** start **

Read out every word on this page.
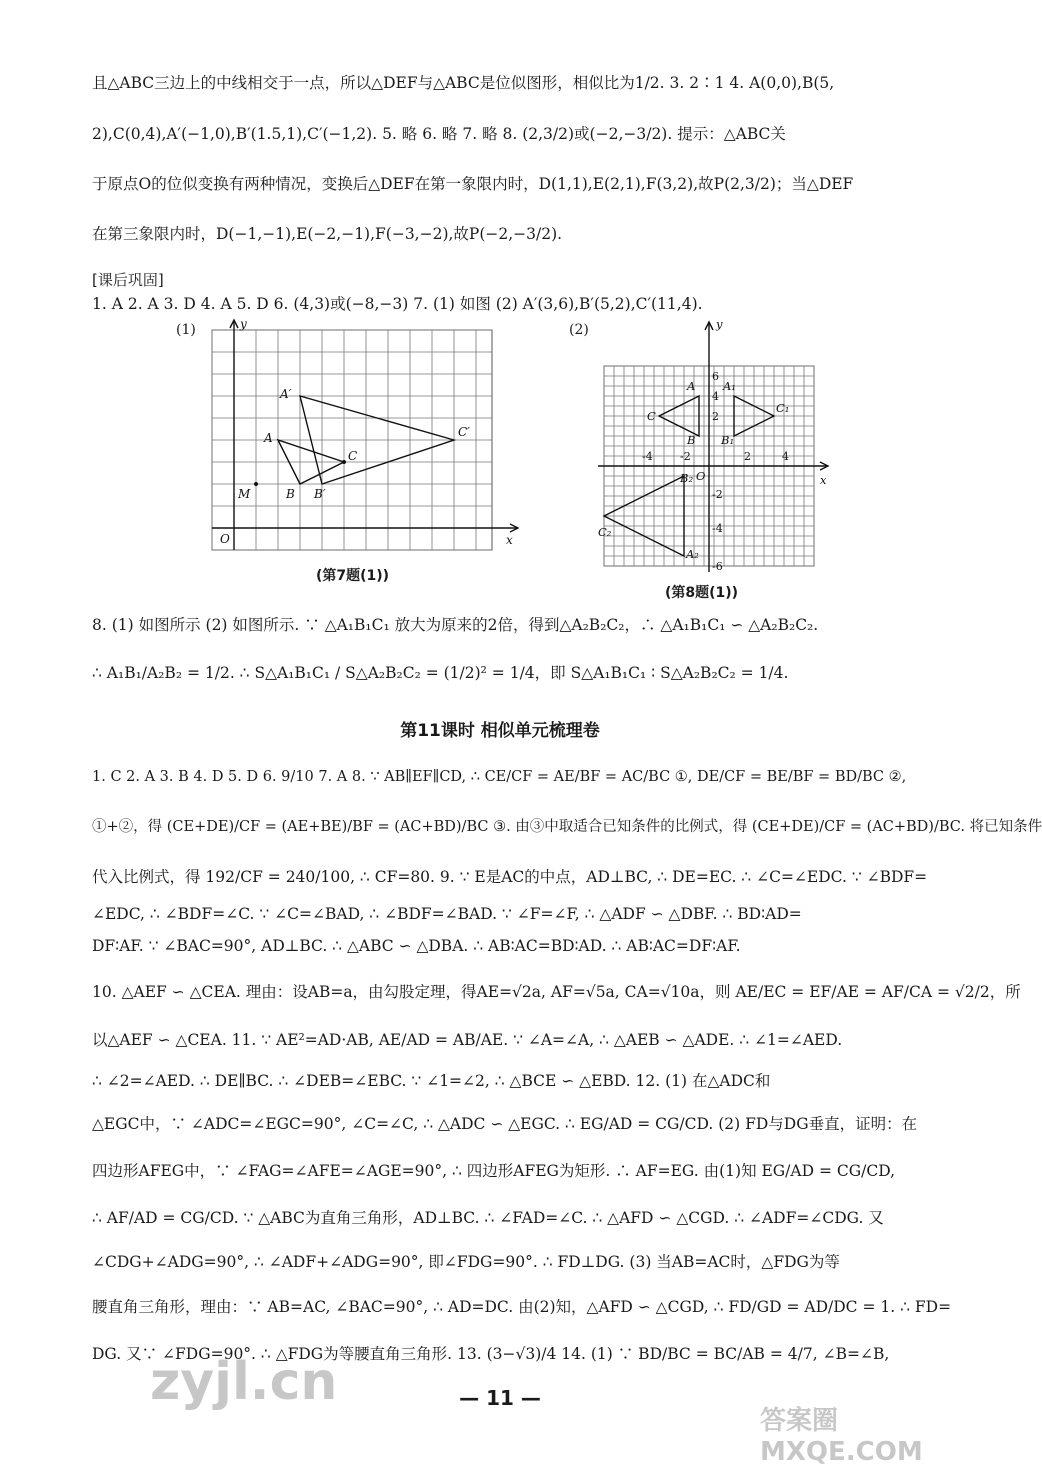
且△ABC三边上的中线相交于一点，所以△DEF与△ABC是位似图形，相似比为1/2. 3. 2∶1 4. A(0,0),B(5,
2),C(0,4),A′(−1,0),B′(1.5,1),C′(−1,2). 5. 略 6. 略 7. 略 8. (2,3/2)或(−2,−3/2). 提示：△ABC关
于原点O的位似变换有两种情况，变换后△DEF在第一象限内时，D(1,1),E(2,1),F(3,2),故P(2,3/2)；当△DEF
在第三象限内时，D(−1,−1),E(−2,−1),F(−3,−2),故P(−2,−3/2).
[课后巩固]
1. A 2. A 3. D 4. A 5. D 6. (4,3)或(−8,−3) 7. (1) 如图 (2) A′(3,6),B′(5,2),C′(11,4).
(1)	y
x
O
A
B
C
A′
B′
C′
M
(第7题(1))
(2)	y
x
O
A
B
C
A₁
B₁
C₁
A₂
B₂
C₂
-4 -2	2	4
6
4
2
-2
-4
-6
(第8题(1))
8. (1) 如图所示 (2) 如图所示. ∵ △A₁B₁C₁ 放大为原来的2倍，得到△A₂B₂C₂，∴ △A₁B₁C₁ ∽ △A₂B₂C₂.
∴ A₁B₁/A₂B₂ = 1/2. ∴ S△A₁B₁C₁ / S△A₂B₂C₂ = (1/2)² = 1/4，即 S△A₁B₁C₁ ∶ S△A₂B₂C₂ = 1/4.
第11课时 相似单元梳理卷
1. C 2. A 3. B 4. D 5. D 6. 9/10 7. A 8. ∵ AB∥EF∥CD, ∴ CE/CF = AE/BF = AC/BC ①, DE/CF = BE/BF = BD/BC ②,
①+②，得 (CE+DE)/CF = (AE+BE)/BF = (AC+BD)/BC ③. 由③中取适合已知条件的比例式，得 (CE+DE)/CF = (AC+BD)/BC. 将已知条件
代入比例式，得 192/CF = 240/100, ∴ CF=80. 9. ∵ E是AC的中点，AD⊥BC, ∴ DE=EC. ∴ ∠C=∠EDC. ∵ ∠BDF=
∠EDC, ∴ ∠BDF=∠C. ∵ ∠C=∠BAD, ∴ ∠BDF=∠BAD. ∵ ∠F=∠F, ∴ △ADF ∽ △DBF. ∴ BD∶AD=
DF∶AF. ∵ ∠BAC=90°, AD⊥BC. ∴ △ABC ∽ △DBA. ∴ AB∶AC=BD∶AD. ∴ AB∶AC=DF∶AF.
10. △AEF ∽ △CEA. 理由：设AB=a，由勾股定理，得AE=√2a, AF=√5a, CA=√10a，则 AE/EC = EF/AE = AF/CA = √2/2，所
以△AEF ∽ △CEA. 11. ∵ AE²=AD·AB, AE/AD = AB/AE. ∵ ∠A=∠A, ∴ △AEB ∽ △ADE. ∴ ∠1=∠AED.
∴ ∠2=∠AED. ∴ DE∥BC. ∴ ∠DEB=∠EBC. ∵ ∠1=∠2, ∴ △BCE ∽ △EBD. 12. (1) 在△ADC和
△EGC中，∵ ∠ADC=∠EGC=90°, ∠C=∠C, ∴ △ADC ∽ △EGC. ∴ EG/AD = CG/CD. (2) FD与DG垂直，证明：在
四边形AFEG中，∵ ∠FAG=∠AFE=∠AGE=90°, ∴ 四边形AFEG为矩形. ∴ AF=EG. 由(1)知 EG/AD = CG/CD,
∴ AF/AD = CG/CD. ∵ △ABC为直角三角形，AD⊥BC. ∴ ∠FAD=∠C. ∴ △AFD ∽ △CGD. ∴ ∠ADF=∠CDG. 又
∠CDG+∠ADG=90°, ∴ ∠ADF+∠ADG=90°, 即∠FDG=90°. ∴ FD⊥DG. (3) 当AB=AC时，△FDG为等
腰直角三角形，理由：∵ AB=AC, ∠BAC=90°, ∴ AD=DC. 由(2)知，△AFD ∽ △CGD, ∴ FD/GD = AD/DC = 1. ∴ FD=
DG. 又∵ ∠FDG=90°. ∴ △FDG为等腰直角三角形. 13. (3−√3)/4 14. (1) ∵ BD/BC = BC/AB = 4/7, ∠B=∠B,
— 11 —
zyjl.cn
答案圈 MXQE.COM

** end **

PROBLEM: Search the records for the string "A₁B₁C₁" and return every line in which it occurs.

THE OUTPUT:
8. (1) 如图所示 (2) 如图所示. ∵ △A₁B₁C₁ 放大为原来的2倍，得到△A₂B₂C₂，∴ △A₁B₁C₁ ∽ △A₂B₂C₂.
∴ A₁B₁/A₂B₂ = 1/2. ∴ S△A₁B₁C₁ / S△A₂B₂C₂ = (1/2)² = 1/4，即 S△A₁B₁C₁ ∶ S△A₂B₂C₂ = 1/4.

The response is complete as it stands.